- TASK DIRECTIONS:
If a record holds a picture, leave the picture out and print everything else exactly.

.....

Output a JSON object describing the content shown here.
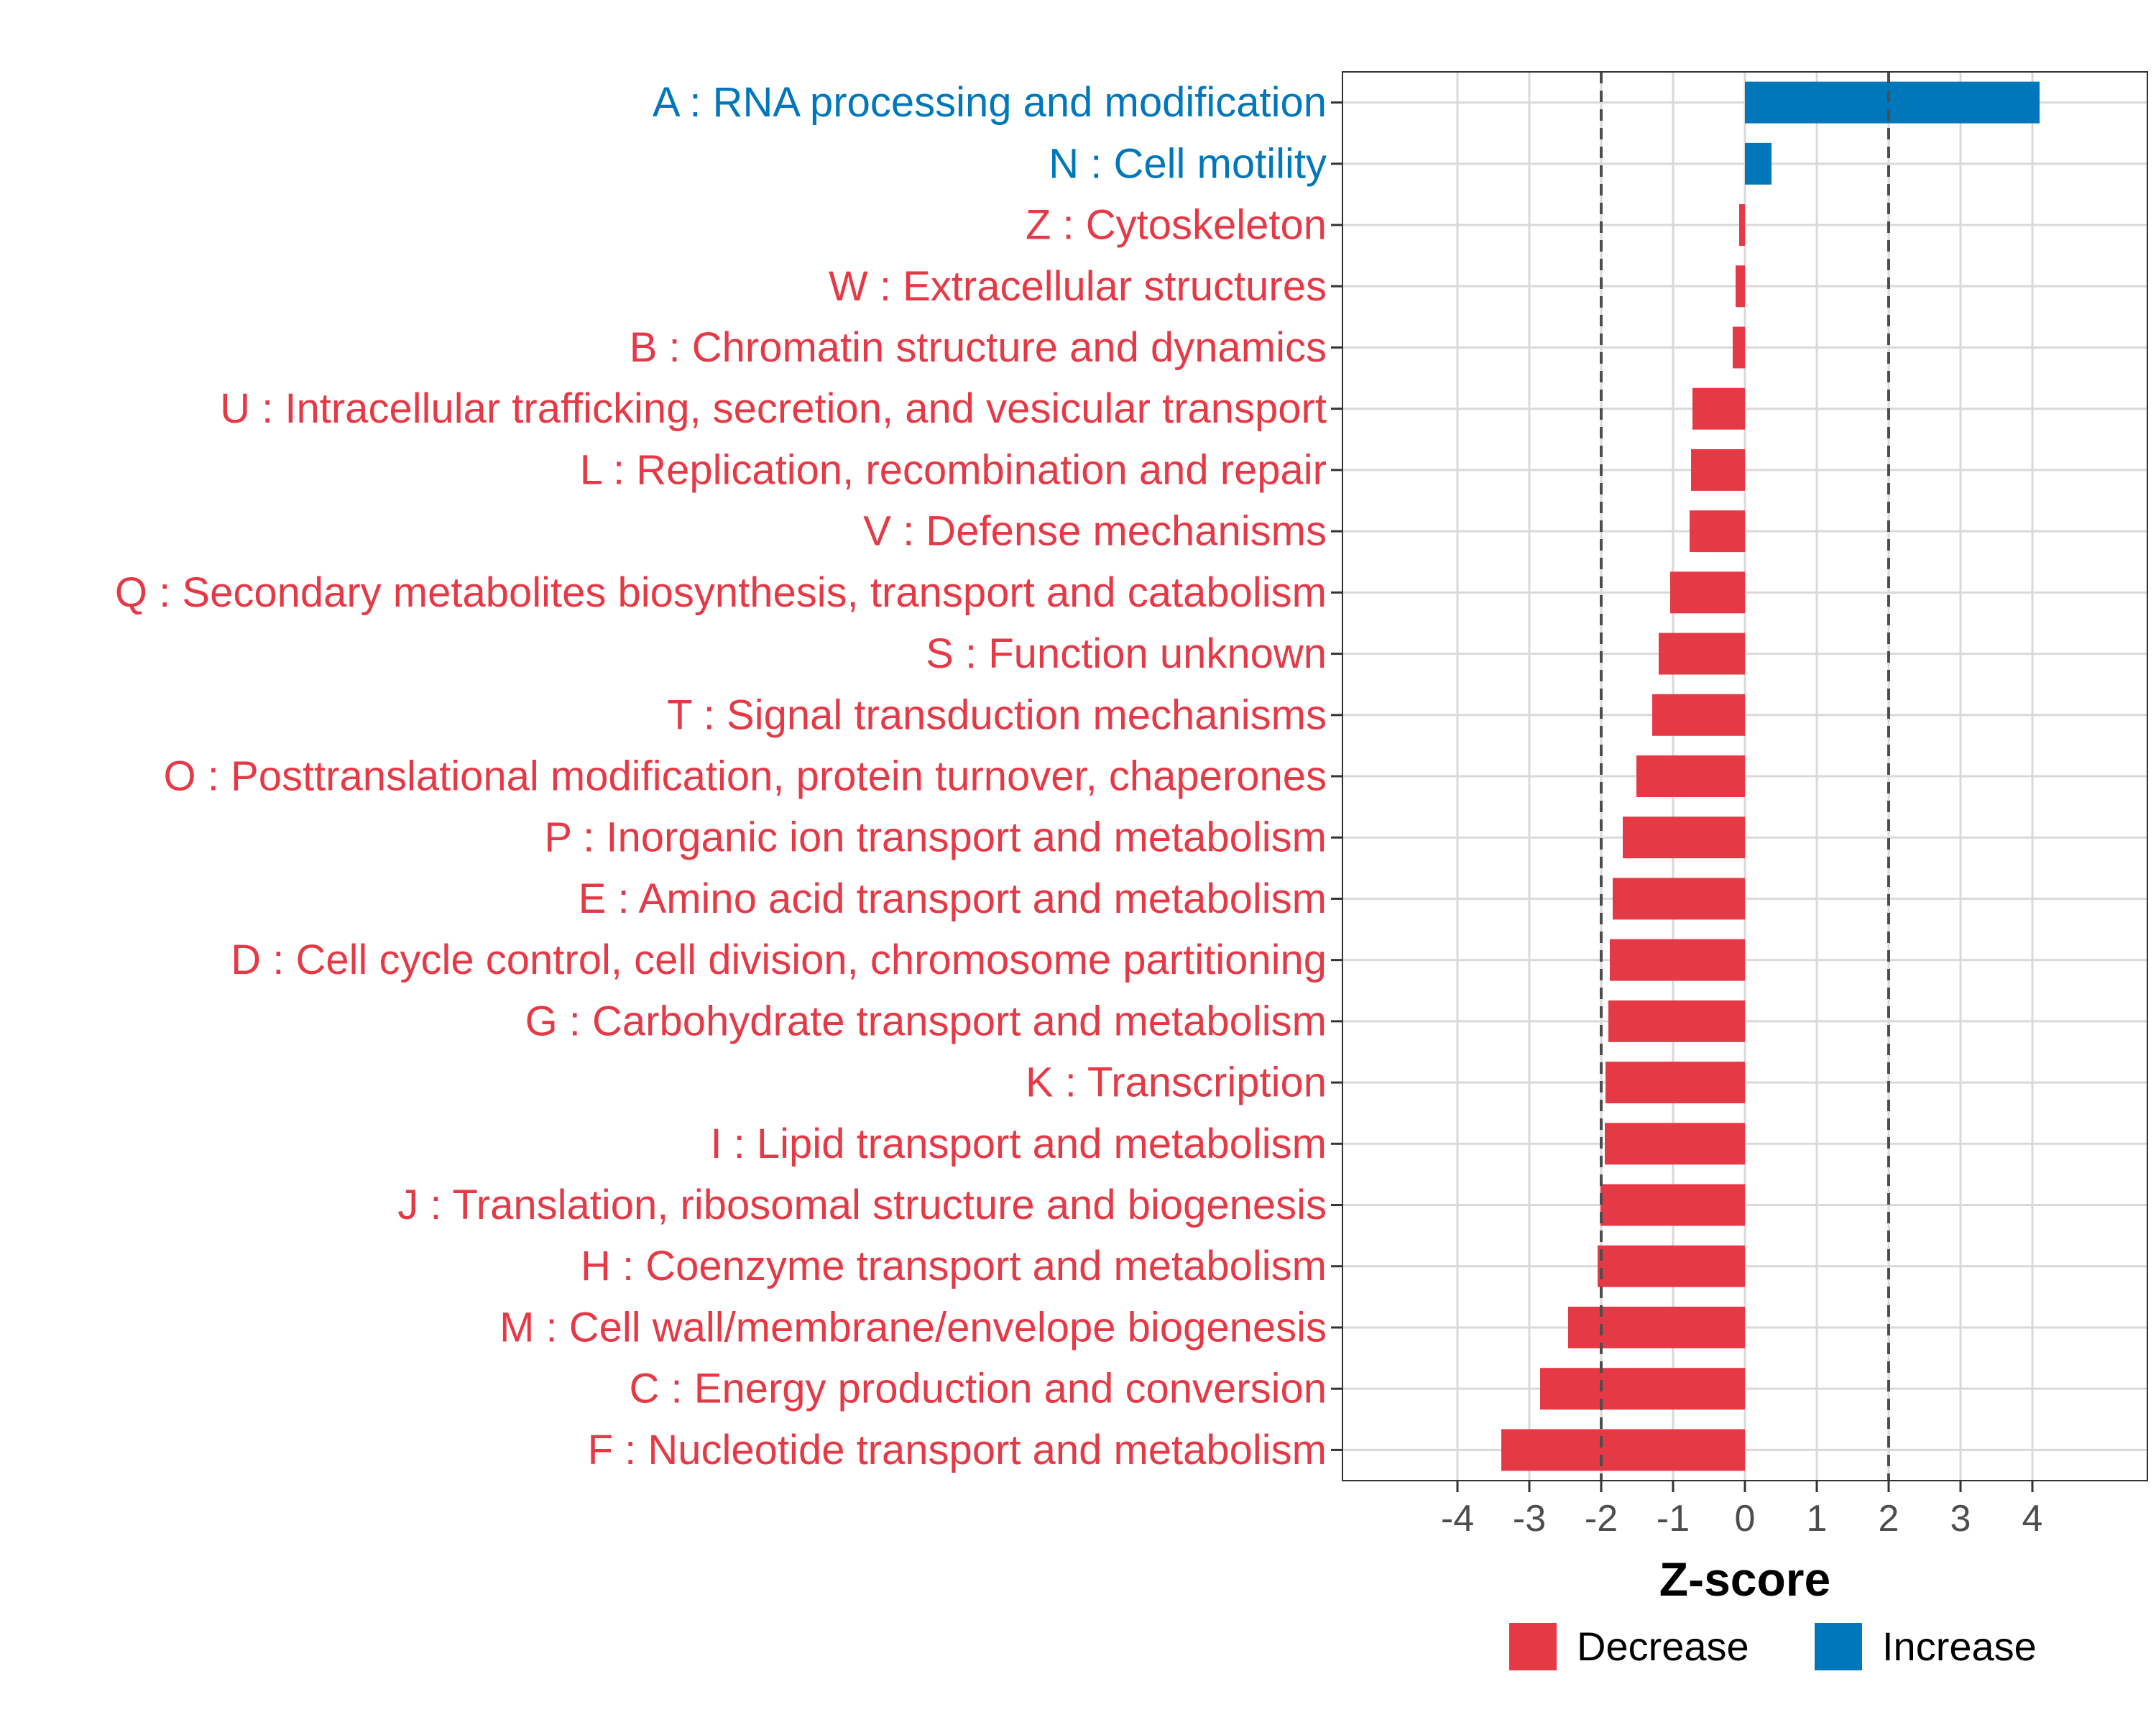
{
  "colors": {
    "decrease": "#e63946",
    "increase": "#0077bb",
    "grid": "#d9d9d9",
    "dashed": "#4d4d4d",
    "tick_text": "#4d4d4d"
  },
  "chart_data": {
    "type": "bar",
    "orientation": "horizontal",
    "title": "",
    "xlabel": "Z-score",
    "ylabel": "",
    "xlim": [
      -5.6,
      5.6
    ],
    "xticks": [
      -4,
      -3,
      -2,
      -1,
      0,
      1,
      2,
      3,
      4
    ],
    "xtick_labels": [
      "-4",
      "-3",
      "-2",
      "-1",
      "0",
      "1",
      "2",
      "3",
      "4"
    ],
    "reference_lines": [
      -2,
      2
    ],
    "grid": true,
    "legend": {
      "placement": "bottom",
      "entries": [
        {
          "name": "Decrease",
          "color": "#e63946"
        },
        {
          "name": "Increase",
          "color": "#0077bb"
        }
      ]
    },
    "categories": [
      "A : RNA processing and modification",
      "N : Cell motility",
      "Z : Cytoskeleton",
      "W : Extracellular structures",
      "B : Chromatin structure and dynamics",
      "U : Intracellular trafficking, secretion, and vesicular transport",
      "L : Replication, recombination and repair",
      "V : Defense mechanisms",
      "Q : Secondary metabolites biosynthesis, transport and catabolism",
      "S : Function unknown",
      "T : Signal transduction mechanisms",
      "O : Posttranslational modification, protein turnover, chaperones",
      "P : Inorganic ion transport and metabolism",
      "E : Amino acid transport and metabolism",
      "D : Cell cycle control, cell division, chromosome partitioning",
      "G : Carbohydrate transport and metabolism",
      "K : Transcription",
      "I : Lipid transport and metabolism",
      "J : Translation, ribosomal structure and biogenesis",
      "H : Coenzyme transport and metabolism",
      "M : Cell wall/membrane/envelope biogenesis",
      "C : Energy production and conversion",
      "F : Nucleotide transport and metabolism"
    ],
    "values": [
      4.1,
      0.37,
      -0.08,
      -0.13,
      -0.17,
      -0.73,
      -0.75,
      -0.77,
      -1.04,
      -1.2,
      -1.29,
      -1.51,
      -1.7,
      -1.84,
      -1.88,
      -1.9,
      -1.94,
      -1.95,
      -2.01,
      -2.05,
      -2.46,
      -2.85,
      -3.39
    ],
    "groups": [
      "Increase",
      "Increase",
      "Decrease",
      "Decrease",
      "Decrease",
      "Decrease",
      "Decrease",
      "Decrease",
      "Decrease",
      "Decrease",
      "Decrease",
      "Decrease",
      "Decrease",
      "Decrease",
      "Decrease",
      "Decrease",
      "Decrease",
      "Decrease",
      "Decrease",
      "Decrease",
      "Decrease",
      "Decrease",
      "Decrease"
    ]
  }
}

.....

- RESPONSE AREA:
Output a JSON object describing the content shown here.
{
  "colors": {
    "decrease": "#e63946",
    "increase": "#0077bb",
    "grid": "#d9d9d9",
    "dashed": "#4d4d4d",
    "tick_text": "#4d4d4d"
  },
  "chart_data": {
    "type": "bar",
    "orientation": "horizontal",
    "title": "",
    "xlabel": "Z-score",
    "ylabel": "",
    "xlim": [
      -5.6,
      5.6
    ],
    "xticks": [
      -4,
      -3,
      -2,
      -1,
      0,
      1,
      2,
      3,
      4
    ],
    "xtick_labels": [
      "-4",
      "-3",
      "-2",
      "-1",
      "0",
      "1",
      "2",
      "3",
      "4"
    ],
    "reference_lines": [
      -2,
      2
    ],
    "grid": true,
    "legend": {
      "placement": "bottom",
      "entries": [
        {
          "name": "Decrease",
          "color": "#e63946"
        },
        {
          "name": "Increase",
          "color": "#0077bb"
        }
      ]
    },
    "categories": [
      "A : RNA processing and modification",
      "N : Cell motility",
      "Z : Cytoskeleton",
      "W : Extracellular structures",
      "B : Chromatin structure and dynamics",
      "U : Intracellular trafficking, secretion, and vesicular transport",
      "L : Replication, recombination and repair",
      "V : Defense mechanisms",
      "Q : Secondary metabolites biosynthesis, transport and catabolism",
      "S : Function unknown",
      "T : Signal transduction mechanisms",
      "O : Posttranslational modification, protein turnover, chaperones",
      "P : Inorganic ion transport and metabolism",
      "E : Amino acid transport and metabolism",
      "D : Cell cycle control, cell division, chromosome partitioning",
      "G : Carbohydrate transport and metabolism",
      "K : Transcription",
      "I : Lipid transport and metabolism",
      "J : Translation, ribosomal structure and biogenesis",
      "H : Coenzyme transport and metabolism",
      "M : Cell wall/membrane/envelope biogenesis",
      "C : Energy production and conversion",
      "F : Nucleotide transport and metabolism"
    ],
    "values": [
      4.1,
      0.37,
      -0.08,
      -0.13,
      -0.17,
      -0.73,
      -0.75,
      -0.77,
      -1.04,
      -1.2,
      -1.29,
      -1.51,
      -1.7,
      -1.84,
      -1.88,
      -1.9,
      -1.94,
      -1.95,
      -2.01,
      -2.05,
      -2.46,
      -2.85,
      -3.39
    ],
    "groups": [
      "Increase",
      "Increase",
      "Decrease",
      "Decrease",
      "Decrease",
      "Decrease",
      "Decrease",
      "Decrease",
      "Decrease",
      "Decrease",
      "Decrease",
      "Decrease",
      "Decrease",
      "Decrease",
      "Decrease",
      "Decrease",
      "Decrease",
      "Decrease",
      "Decrease",
      "Decrease",
      "Decrease",
      "Decrease",
      "Decrease"
    ]
  }
}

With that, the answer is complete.